__DIRECTIVE__
Print the listing in its entirety and exactly, leaving out images.

========================

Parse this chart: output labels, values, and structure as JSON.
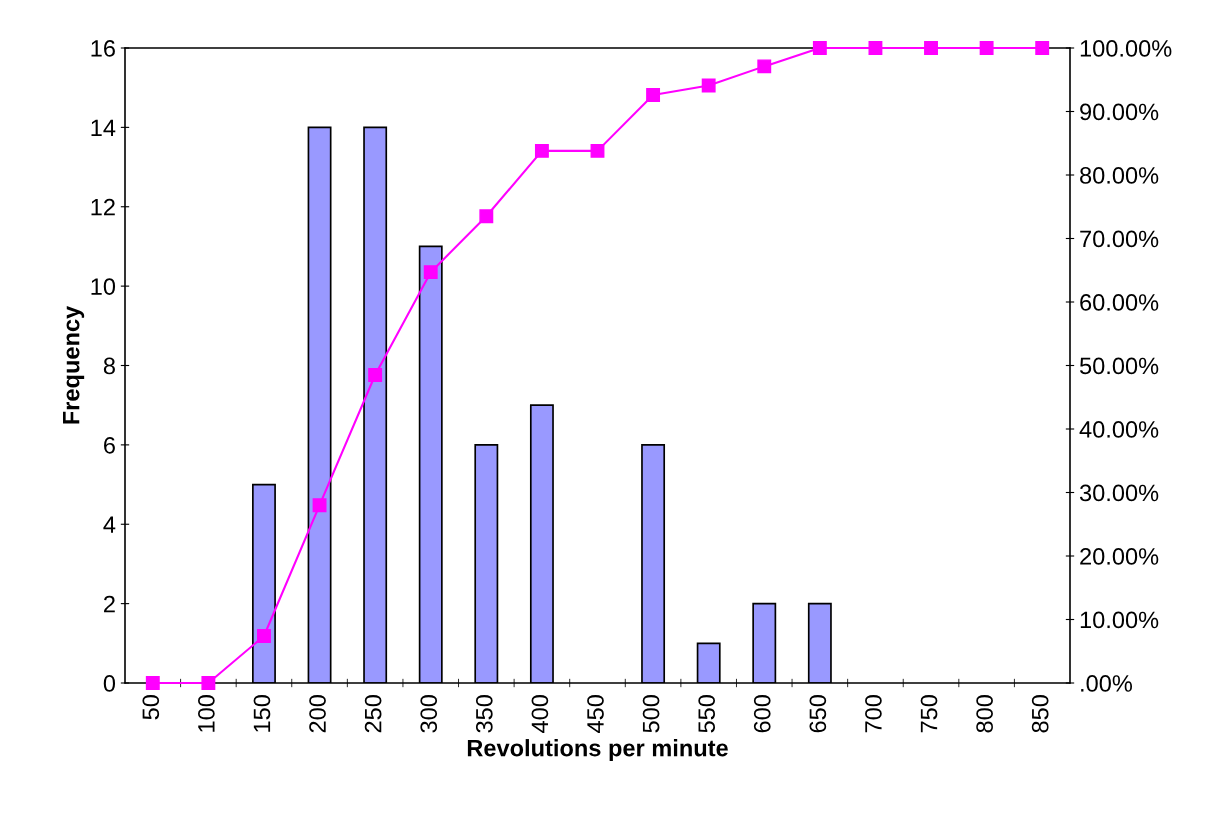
{
  "chart_data": {
    "type": "bar",
    "xlabel": "Revolutions per minute",
    "ylabel": "Frequency",
    "categories": [
      "50",
      "100",
      "150",
      "200",
      "250",
      "300",
      "350",
      "400",
      "450",
      "500",
      "550",
      "600",
      "650",
      "700",
      "750",
      "800",
      "850"
    ],
    "series": [
      {
        "color": "#9999ff",
        "values": [
          0,
          0,
          5,
          14,
          14,
          11,
          6,
          7,
          0,
          6,
          1,
          2,
          2,
          0,
          0,
          0,
          0
        ]
      },
      {
        "type": "line",
        "axis": "y2",
        "color": "#ff00ff",
        "marker": "square",
        "line_style": "solid",
        "values": [
          0,
          0,
          7.4,
          28,
          48.5,
          64.7,
          73.5,
          83.8,
          83.8,
          92.6,
          94.1,
          97.1,
          100,
          100,
          100,
          100,
          100
        ]
      }
    ],
    "ylim": [
      0,
      16
    ],
    "yticks": [
      0,
      2,
      4,
      6,
      8,
      10,
      12,
      14,
      16
    ],
    "y2lim": [
      0,
      100
    ],
    "y2ticks": [
      {
        "value": 0,
        "label": ".00%"
      },
      {
        "value": 10,
        "label": "10.00%"
      },
      {
        "value": 20,
        "label": "20.00%"
      },
      {
        "value": 30,
        "label": "30.00%"
      },
      {
        "value": 40,
        "label": "40.00%"
      },
      {
        "value": 50,
        "label": "50.00%"
      },
      {
        "value": 60,
        "label": "60.00%"
      },
      {
        "value": 70,
        "label": "70.00%"
      },
      {
        "value": 80,
        "label": "80.00%"
      },
      {
        "value": 90,
        "label": "90.00%"
      },
      {
        "value": 100,
        "label": "100.00%"
      }
    ],
    "grid": false,
    "legend": false
  }
}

========================

__OUTPUT FOR THIS TASK__
Parse this chart: output labels, values, and structure as JSON.
{
  "chart_data": {
    "type": "bar",
    "xlabel": "Revolutions per minute",
    "ylabel": "Frequency",
    "categories": [
      "50",
      "100",
      "150",
      "200",
      "250",
      "300",
      "350",
      "400",
      "450",
      "500",
      "550",
      "600",
      "650",
      "700",
      "750",
      "800",
      "850"
    ],
    "series": [
      {
        "color": "#9999ff",
        "values": [
          0,
          0,
          5,
          14,
          14,
          11,
          6,
          7,
          0,
          6,
          1,
          2,
          2,
          0,
          0,
          0,
          0
        ]
      },
      {
        "type": "line",
        "axis": "y2",
        "color": "#ff00ff",
        "marker": "square",
        "line_style": "solid",
        "values": [
          0,
          0,
          7.4,
          28,
          48.5,
          64.7,
          73.5,
          83.8,
          83.8,
          92.6,
          94.1,
          97.1,
          100,
          100,
          100,
          100,
          100
        ]
      }
    ],
    "ylim": [
      0,
      16
    ],
    "yticks": [
      0,
      2,
      4,
      6,
      8,
      10,
      12,
      14,
      16
    ],
    "y2lim": [
      0,
      100
    ],
    "y2ticks": [
      {
        "value": 0,
        "label": ".00%"
      },
      {
        "value": 10,
        "label": "10.00%"
      },
      {
        "value": 20,
        "label": "20.00%"
      },
      {
        "value": 30,
        "label": "30.00%"
      },
      {
        "value": 40,
        "label": "40.00%"
      },
      {
        "value": 50,
        "label": "50.00%"
      },
      {
        "value": 60,
        "label": "60.00%"
      },
      {
        "value": 70,
        "label": "70.00%"
      },
      {
        "value": 80,
        "label": "80.00%"
      },
      {
        "value": 90,
        "label": "90.00%"
      },
      {
        "value": 100,
        "label": "100.00%"
      }
    ],
    "grid": false,
    "legend": false
  }
}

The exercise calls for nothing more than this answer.